SELECTED PASSAGE »
• U.S.

Television: Frankenstein Soap

4 minute read
TIME

The networks have passed up Producer Norman Lear’s new idea, too. Mary Hartman, Mary Hartman is a soap opera with a difference. In the first two episodes, Housewife Mary, the thirtyish, pigtailed and sex-starved heroine, receives a number of rude shocks. No sooner has she seen her boyish but impotent husband Tom off to work at the Fernwood auto plant and settled down to watch the soaps than her sister, Cathy, drops by. “Say,” observes Cathy, “your floors have waxy yellow buildup.” A stunned Mary replies: “But the can says it’s a lovely even glow.” Cathy knows what the matter is; “It’s Tom, isn’t it?”

Mary hardly has her breath back before her neighbor Loretta, an aspiring country singer and child bride of the bald but virile Charlie, drops by to report a mass murder. “The Lombardis, their three kids, two goats and eight chickens.” An astonished Mary says, “What kind of madman would kill two goats and eight chickens?”

Fernwood Flasher. That night Mary snuggles up to Tom, who is in bed loading a pistol he has bought to protect his family from the mass murderer. She nibbles his ear. Barks Tom: “Cut it out.” Mary replies, “It’s been five weeks.” The Reader’s Digest has counseled her to assert herself, but Tom has different advice: “Act like a woman.” “You mean do nothing?” asks Mary. “That’s right,” says Tom.

GIVEN DATA »

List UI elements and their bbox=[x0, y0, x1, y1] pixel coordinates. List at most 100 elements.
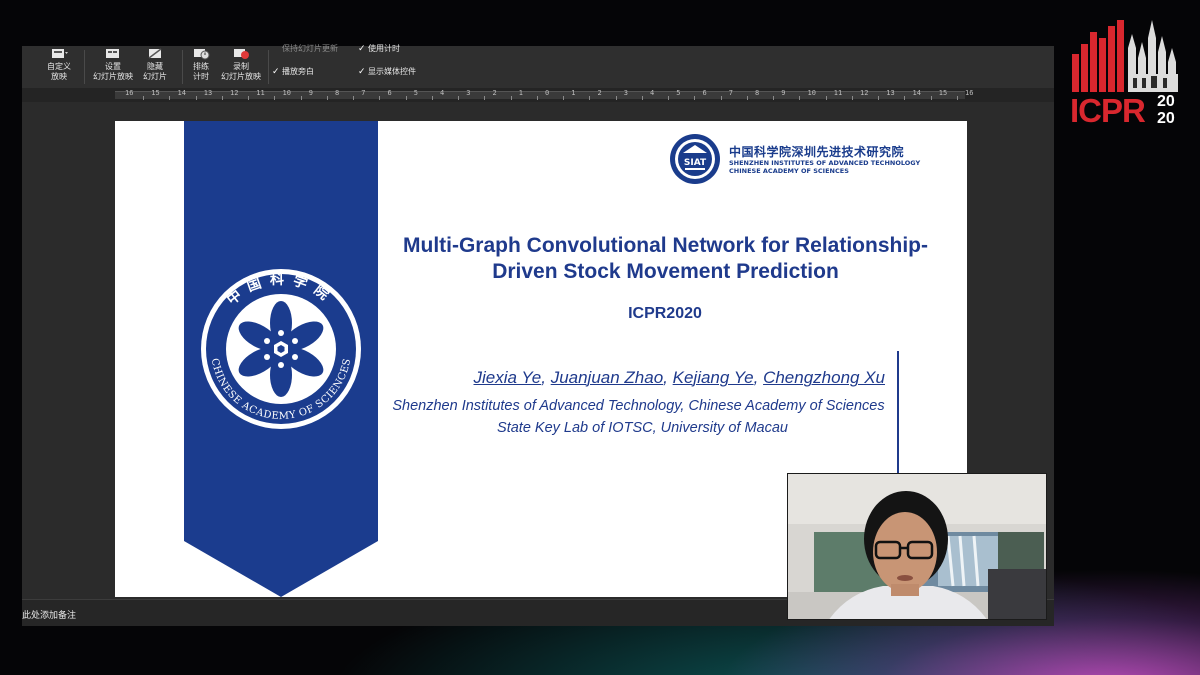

WHAT THE TASK REQUIRES »
Pick up the article about the soap opera Mary Hartman, Mary Hartman after its final sentence and carry it forward.

RESPONSE »
Dawn has hardly broken over the unhappy Hartman household when the phone rings. It is the police, who have arrested Mary’s Grandpa Larkin as “the Fernwood Flasher.” A shocked Mary says, “I can’t talk now; I’m on the phone.” Meanwhile, Tom is at work being regaled by Charlie with the song that his Loretta wrote about mass murder —from the murderer’s point of view. “That’s not a subject for singing,” says Tom. “Course it is,” replies Charlie. “Country and western is all about real things like murder, amputations, faucets dripping in the night . . .” Then he breaks into I’m an Engineer.

To the 9½ million soap followers, the fast and funny scenario may sound too good to be true. The average soap has a torturously slow plot so full of digression that weeks can go by before the heroine is forced to decide whether to paint her nails pink or red. Sex and violence only simmer; it can take years for marriage and divorce merely to be broached.

For seven years, Norman Lear has longed to change all that. In between producing Maude, Good Times and The Jeffersons, he mulled over the soaps. Then last fall CBS put up $100,000 for a couple of episodes. He told writers to work up something with mass murder, exhibitionism and impotence. They thought he was joking, but he denies it: “It isn’t satire—that’s five minutes on a variety show. I wasn’t trying to get comedy from mass murder or impotence —they aren’t funny—but from people’s reactions to them.”

Finally, Ann Marcus, a veteran soap writer, came up with a script that met all Lear’s requirements. He then persuaded a reluctant Louise Lasser, Woody Allen’s ex-wife and co-star in Bananas, to play Mary. “I was a little afraid of the material at first,” says Lasser, whose lethargic portrayal of the permanently stunned Mary is a comic turn on its own. Before long, she fell in love with what she calls “the Frankenstein soap.”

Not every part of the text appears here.